======== DATA TO PROCESS

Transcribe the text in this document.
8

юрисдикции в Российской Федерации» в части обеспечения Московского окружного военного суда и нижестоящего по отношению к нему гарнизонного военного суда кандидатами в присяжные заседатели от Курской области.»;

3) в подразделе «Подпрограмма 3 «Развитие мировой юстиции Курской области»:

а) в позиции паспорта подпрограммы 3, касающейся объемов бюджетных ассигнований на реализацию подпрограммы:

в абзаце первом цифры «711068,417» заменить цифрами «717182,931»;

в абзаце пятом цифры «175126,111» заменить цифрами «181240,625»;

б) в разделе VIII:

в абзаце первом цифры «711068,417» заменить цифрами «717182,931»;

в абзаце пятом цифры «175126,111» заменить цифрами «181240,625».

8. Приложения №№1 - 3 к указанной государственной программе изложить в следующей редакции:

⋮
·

================

* **SHORT PROBLEM**:
Your answer should be a single number: the count of lines in the data that include the word "заменить".

* **EXERCISE SOLUTION**:
4